### What you need to do
Count the lines below that contain the word "page" and give only that number.

### Provided data

────────────────────────────────────────

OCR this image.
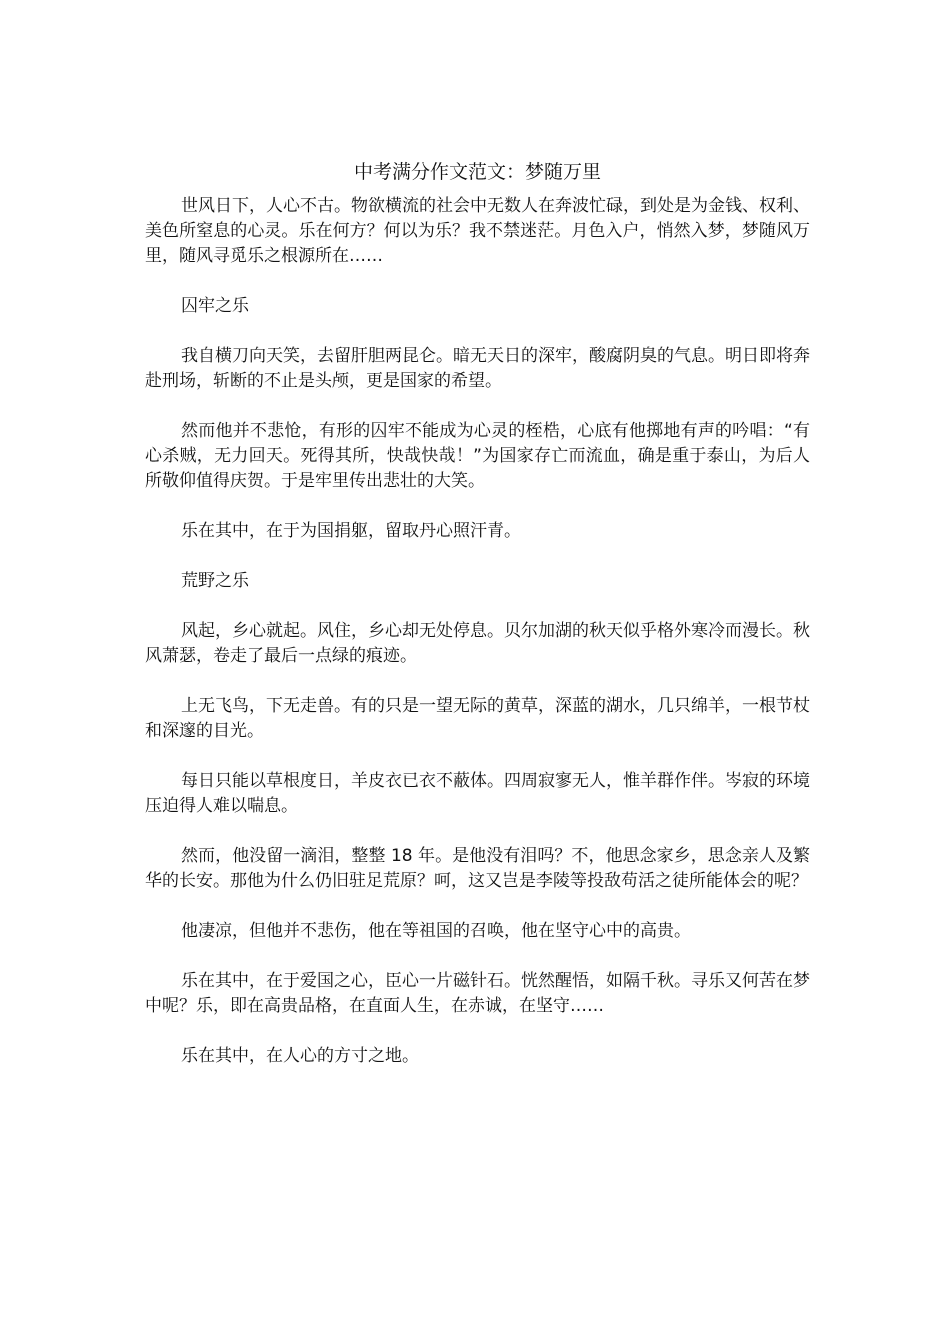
中考满分作文范文：梦随万里

世风日下，人心不古。物欲横流的社会中无数人在奔波忙碌，到处是为金钱、权利、美色所窒息的心灵。乐在何方？何以为乐？我不禁迷茫。月色入户，悄然入梦，梦随风万里，随风寻觅乐之根源所在……

囚牢之乐

我自横刀向天笑，去留肝胆两昆仑。暗无天日的深牢，酸腐阴臭的气息。明日即将奔赴刑场，斩断的不止是头颅，更是国家的希望。

然而他并不悲怆，有形的囚牢不能成为心灵的桎梏，心底有他掷地有声的吟唱：“有心杀贼，无力回天。死得其所，快哉快哉！”为国家存亡而流血，确是重于泰山，为后人所敬仰值得庆贺。于是牢里传出悲壮的大笑。

乐在其中，在于为国捐躯，留取丹心照汗青。

荒野之乐

风起，乡心就起。风住，乡心却无处停息。贝尔加湖的秋天似乎格外寒冷而漫长。秋风萧瑟，卷走了最后一点绿的痕迹。

上无飞鸟，下无走兽。有的只是一望无际的黄草，深蓝的湖水，几只绵羊，一根节杖和深邃的目光。

每日只能以草根度日，羊皮衣已衣不蔽体。四周寂寥无人，惟羊群作伴。岑寂的环境压迫得人难以喘息。

然而，他没留一滴泪，整整 18 年。是他没有泪吗？不，他思念家乡，思念亲人及繁华的长安。那他为什么仍旧驻足荒原？呵，这又岂是李陵等投敌苟活之徒所能体会的呢？

他凄凉，但他并不悲伤，他在等祖国的召唤，他在坚守心中的高贵。

乐在其中，在于爱国之心，臣心一片磁针石。恍然醒悟，如隔千秋。寻乐又何苦在梦中呢？乐，即在高贵品格，在直面人生，在赤诚，在坚守……

乐在其中，在人心的方寸之地。
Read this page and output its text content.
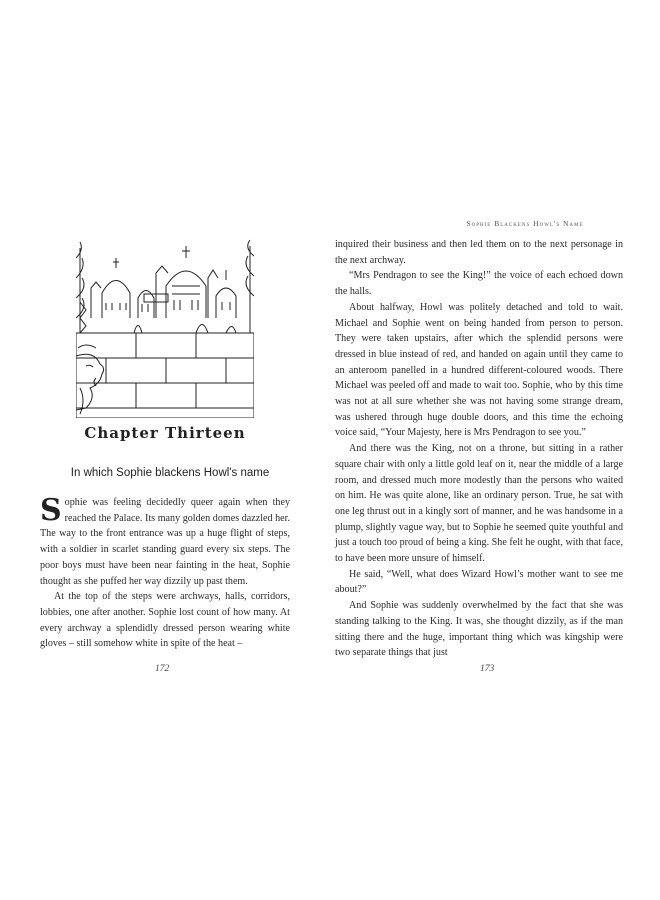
Chapter Thirteen
In which Sophie blackens Howl's name

Sophie was feeling decidedly queer again when they reached the Palace. Its many golden domes dazzled her. The way to the front entrance was up a huge flight of steps, with a soldier in scarlet standing guard every six steps. The poor boys must have been near fainting in the heat, Sophie thought as she puffed her way dizzily up past them.

At the top of the steps were archways, halls, corridors, lobbies, one after another. Sophie lost count of how many. At every archway a splendidly dressed person wearing white gloves – still somehow white in spite of the heat –

172
Sophie Blackens Howl's Name

inquired their business and then led them on to the next personage in the next archway.

“Mrs Pendragon to see the King!” the voice of each echoed down the halls.

About halfway, Howl was politely detached and told to wait. Michael and Sophie went on being handed from person to person. They were taken upstairs, after which the splendid persons were dressed in blue instead of red, and handed on again until they came to an anteroom panelled in a hundred different-coloured woods. There Michael was peeled off and made to wait too. Sophie, who by this time was not at all sure whether she was not having some strange dream, was ushered through huge double doors, and this time the echoing voice said, “Your Majesty, here is Mrs Pendragon to see you.”

And there was the King, not on a throne, but sitting in a rather square chair with only a little gold leaf on it, near the middle of a large room, and dressed much more modestly than the persons who waited on him. He was quite alone, like an ordinary person. True, he sat with one leg thrust out in a kingly sort of manner, and he was handsome in a plump, slightly vague way, but to Sophie he seemed quite youthful and just a touch too proud of being a king. She felt he ought, with that face, to have been more unsure of himself.

He said, “Well, what does Wizard Howl’s mother want to see me about?”

And Sophie was suddenly overwhelmed by the fact that she was standing talking to the King. It was, she thought dizzily, as if the man sitting there and the huge, important thing which was kingship were two separate things that just

173
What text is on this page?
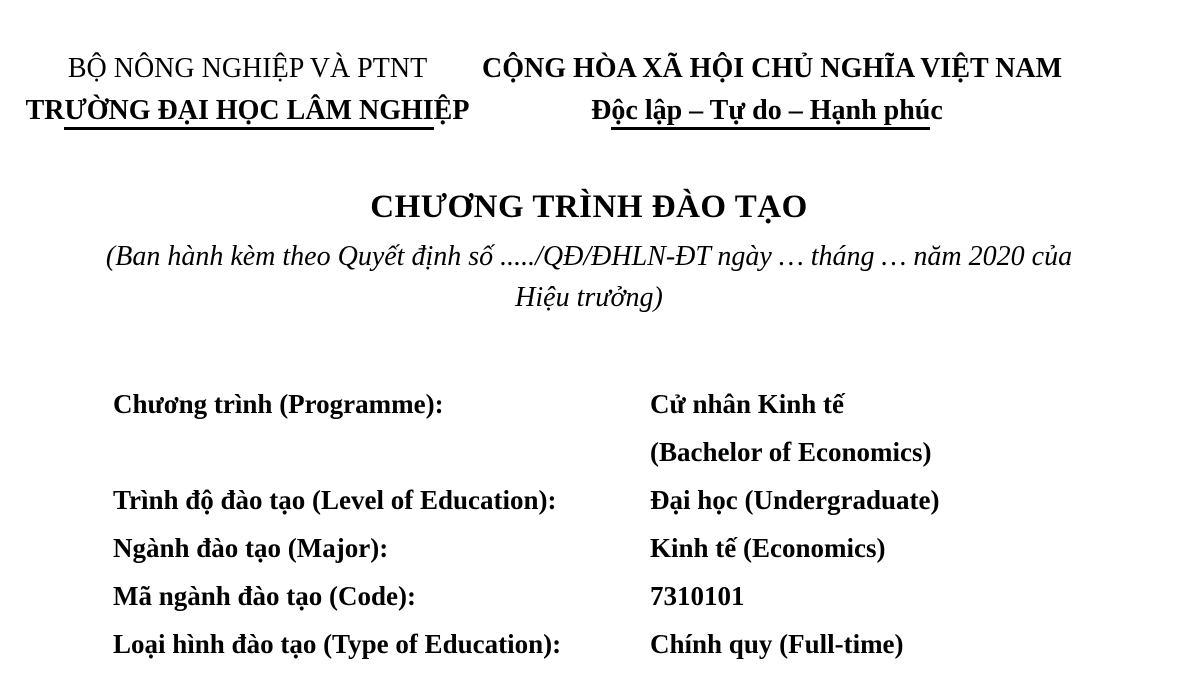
BỘ NÔNG NGHIỆP VÀ PTNT
TRƯỜNG ĐẠI HỌC LÂM NGHIỆP
CỘNG HÒA XÃ HỘI CHỦ NGHĨA VIỆT NAM
Độc lập – Tự do – Hạnh phúc
CHƯƠNG TRÌNH ĐÀO TẠO
(Ban hành kèm theo Quyết định số ...../QĐ/ĐHLN-ĐT ngày … tháng … năm 2020 của
Hiệu trưởng)
Chương trình (Programme):	Cử nhân Kinh tế
(Bachelor of Economics)
Trình độ đào tạo (Level of Education):	Đại học (Undergraduate)
Ngành đào tạo (Major):	Kinh tế (Economics)
Mã ngành đào tạo (Code):	7310101
Loại hình đào tạo (Type of Education):	Chính quy (Full-time)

────────────────────────────────────────

### Output below
2